Stated problem: Return only the number of lines that hold "feel".

(Collected data)
━━━━━━

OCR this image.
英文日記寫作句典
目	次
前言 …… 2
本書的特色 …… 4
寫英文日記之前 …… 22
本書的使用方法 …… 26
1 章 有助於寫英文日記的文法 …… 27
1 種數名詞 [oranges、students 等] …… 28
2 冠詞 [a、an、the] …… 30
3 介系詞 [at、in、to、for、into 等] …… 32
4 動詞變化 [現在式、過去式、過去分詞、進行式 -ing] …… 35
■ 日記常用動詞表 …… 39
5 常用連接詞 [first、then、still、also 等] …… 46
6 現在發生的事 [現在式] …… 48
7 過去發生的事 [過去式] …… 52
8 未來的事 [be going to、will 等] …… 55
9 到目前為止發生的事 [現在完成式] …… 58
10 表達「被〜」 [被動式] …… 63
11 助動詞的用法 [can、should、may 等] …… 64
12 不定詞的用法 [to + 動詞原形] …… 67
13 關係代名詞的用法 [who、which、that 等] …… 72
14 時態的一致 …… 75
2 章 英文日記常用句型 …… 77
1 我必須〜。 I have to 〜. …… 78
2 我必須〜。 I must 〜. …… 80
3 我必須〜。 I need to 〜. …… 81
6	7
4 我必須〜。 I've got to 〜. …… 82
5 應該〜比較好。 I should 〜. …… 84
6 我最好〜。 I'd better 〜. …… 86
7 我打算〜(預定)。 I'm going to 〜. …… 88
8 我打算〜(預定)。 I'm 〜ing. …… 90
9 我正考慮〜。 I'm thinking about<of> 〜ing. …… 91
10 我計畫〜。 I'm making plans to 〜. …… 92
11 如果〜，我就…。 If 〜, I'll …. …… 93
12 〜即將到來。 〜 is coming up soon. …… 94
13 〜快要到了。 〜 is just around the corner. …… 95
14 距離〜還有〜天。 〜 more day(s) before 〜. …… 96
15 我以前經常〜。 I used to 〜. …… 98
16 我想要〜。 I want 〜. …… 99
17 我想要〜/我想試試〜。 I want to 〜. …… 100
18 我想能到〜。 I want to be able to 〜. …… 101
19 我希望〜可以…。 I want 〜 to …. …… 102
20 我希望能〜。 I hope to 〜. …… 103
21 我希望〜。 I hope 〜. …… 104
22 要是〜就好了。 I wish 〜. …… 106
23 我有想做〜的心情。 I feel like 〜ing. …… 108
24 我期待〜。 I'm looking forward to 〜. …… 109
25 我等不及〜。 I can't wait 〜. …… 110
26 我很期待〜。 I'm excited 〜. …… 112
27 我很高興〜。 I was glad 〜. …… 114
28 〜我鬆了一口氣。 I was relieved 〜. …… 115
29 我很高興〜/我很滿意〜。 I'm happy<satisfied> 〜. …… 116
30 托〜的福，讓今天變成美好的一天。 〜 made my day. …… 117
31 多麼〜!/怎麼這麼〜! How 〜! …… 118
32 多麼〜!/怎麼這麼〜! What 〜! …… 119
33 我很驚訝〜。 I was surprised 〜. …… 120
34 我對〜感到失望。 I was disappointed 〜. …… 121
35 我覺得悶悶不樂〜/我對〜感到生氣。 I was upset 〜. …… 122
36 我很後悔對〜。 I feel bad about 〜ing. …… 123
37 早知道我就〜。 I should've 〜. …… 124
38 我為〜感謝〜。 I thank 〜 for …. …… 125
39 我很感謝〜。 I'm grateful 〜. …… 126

━━━━━━

Answer to the task: 2